Aim of the exercise
Repeat all entries exactly.

==== Record list ====

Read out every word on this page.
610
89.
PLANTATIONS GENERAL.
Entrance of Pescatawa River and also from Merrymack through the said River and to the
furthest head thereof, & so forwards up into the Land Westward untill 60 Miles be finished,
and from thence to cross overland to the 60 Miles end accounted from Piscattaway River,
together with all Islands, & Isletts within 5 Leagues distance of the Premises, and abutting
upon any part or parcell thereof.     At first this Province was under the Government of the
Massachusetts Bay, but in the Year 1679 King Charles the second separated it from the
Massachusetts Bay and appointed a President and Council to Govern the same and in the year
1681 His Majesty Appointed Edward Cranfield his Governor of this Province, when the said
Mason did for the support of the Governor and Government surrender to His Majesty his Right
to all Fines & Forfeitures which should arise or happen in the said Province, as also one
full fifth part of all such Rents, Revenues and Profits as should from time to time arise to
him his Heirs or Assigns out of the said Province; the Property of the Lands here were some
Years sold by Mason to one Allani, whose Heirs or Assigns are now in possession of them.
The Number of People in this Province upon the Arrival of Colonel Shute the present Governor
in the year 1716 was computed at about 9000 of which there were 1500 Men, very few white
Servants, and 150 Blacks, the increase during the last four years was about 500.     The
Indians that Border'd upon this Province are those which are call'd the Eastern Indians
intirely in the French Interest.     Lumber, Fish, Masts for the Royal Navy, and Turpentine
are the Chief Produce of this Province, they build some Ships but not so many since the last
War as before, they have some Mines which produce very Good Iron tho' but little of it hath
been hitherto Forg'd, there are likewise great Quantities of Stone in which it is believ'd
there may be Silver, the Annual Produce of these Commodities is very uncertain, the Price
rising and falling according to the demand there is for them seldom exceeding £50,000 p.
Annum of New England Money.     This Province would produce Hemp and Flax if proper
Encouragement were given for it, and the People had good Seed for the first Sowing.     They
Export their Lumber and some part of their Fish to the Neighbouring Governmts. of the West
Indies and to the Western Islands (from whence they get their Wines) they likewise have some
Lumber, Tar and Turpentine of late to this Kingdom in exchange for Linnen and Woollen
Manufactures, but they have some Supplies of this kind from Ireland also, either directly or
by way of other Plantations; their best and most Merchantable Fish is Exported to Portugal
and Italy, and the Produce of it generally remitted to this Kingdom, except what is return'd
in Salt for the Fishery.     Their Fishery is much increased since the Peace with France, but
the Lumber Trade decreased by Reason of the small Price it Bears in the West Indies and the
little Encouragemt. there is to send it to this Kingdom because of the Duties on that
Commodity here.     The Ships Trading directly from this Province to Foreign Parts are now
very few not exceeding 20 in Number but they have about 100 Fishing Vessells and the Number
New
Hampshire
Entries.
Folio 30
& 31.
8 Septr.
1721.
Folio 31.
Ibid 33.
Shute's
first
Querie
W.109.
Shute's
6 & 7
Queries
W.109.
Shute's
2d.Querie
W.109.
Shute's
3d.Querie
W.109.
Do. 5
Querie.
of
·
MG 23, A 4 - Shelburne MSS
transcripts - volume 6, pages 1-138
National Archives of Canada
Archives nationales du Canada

====

Answer for this exercise
Read out every word on this page.
610
89.
PLANTATIONS GENERAL.
Entrance of Pescatawa River and also from Merrymack through the said River and to the
furthest head thereof, & so forwards up into the Land Westward untill 60 Miles be finished,
and from thence to cross overland to the 60 Miles end accounted from Piscattaway River,
together with all Islands, & Isletts within 5 Leagues distance of the Premises, and abutting
upon any part or parcell thereof.     At first this Province was under the Government of the
Massachusetts Bay, but in the Year 1679 King Charles the second separated it from the
Massachusetts Bay and appointed a President and Council to Govern the same and in the year
1681 His Majesty Appointed Edward Cranfield his Governor of this Province, when the said
Mason did for the support of the Governor and Government surrender to His Majesty his Right
to all Fines & Forfeitures which should arise or happen in the said Province, as also one
full fifth part of all such Rents, Revenues and Profits as should from time to time arise to
him his Heirs or Assigns out of the said Province; the Property of the Lands here were some
Years sold by Mason to one Allani, whose Heirs or Assigns are now in possession of them.
The Number of People in this Province upon the Arrival of Colonel Shute the present Governor
in the year 1716 was computed at about 9000 of which there were 1500 Men, very few white
Servants, and 150 Blacks, the increase during the last four years was about 500.     The
Indians that Border'd upon this Province are those which are call'd the Eastern Indians
intirely in the French Interest.     Lumber, Fish, Masts for the Royal Navy, and Turpentine
are the Chief Produce of this Province, they build some Ships but not so many since the last
War as before, they have some Mines which produce very Good Iron tho' but little of it hath
been hitherto Forg'd, there are likewise great Quantities of Stone in which it is believ'd
there may be Silver, the Annual Produce of these Commodities is very uncertain, the Price
rising and falling according to the demand there is for them seldom exceeding £50,000 p.
Annum of New England Money.     This Province would produce Hemp and Flax if proper
Encouragement were given for it, and the People had good Seed for the first Sowing.     They
Export their Lumber and some part of their Fish to the Neighbouring Governmts. of the West
Indies and to the Western Islands (from whence they get their Wines) they likewise have some
Lumber, Tar and Turpentine of late to this Kingdom in exchange for Linnen and Woollen
Manufactures, but they have some Supplies of this kind from Ireland also, either directly or
by way of other Plantations; their best and most Merchantable Fish is Exported to Portugal
and Italy, and the Produce of it generally remitted to this Kingdom, except what is return'd
in Salt for the Fishery.     Their Fishery is much increased since the Peace with France, but
the Lumber Trade decreased by Reason of the small Price it Bears in the West Indies and the
little Encouragemt. there is to send it to this Kingdom because of the Duties on that
Commodity here.     The Ships Trading directly from this Province to Foreign Parts are now
very few not exceeding 20 in Number but they have about 100 Fishing Vessells and the Number
New
Hampshire
Entries.
Folio 30
& 31.
8 Septr.
1721.
Folio 31.
Ibid 33.
Shute's
first
Querie
W.109.
Shute's
6 & 7
Queries
W.109.
Shute's
2d.Querie
W.109.
Shute's
3d.Querie
W.109.
Do. 5
Querie.
of
·
MG 23, A 4 - Shelburne MSS
transcripts - volume 6, pages 1-138
National Archives of Canada
Archives nationales du Canada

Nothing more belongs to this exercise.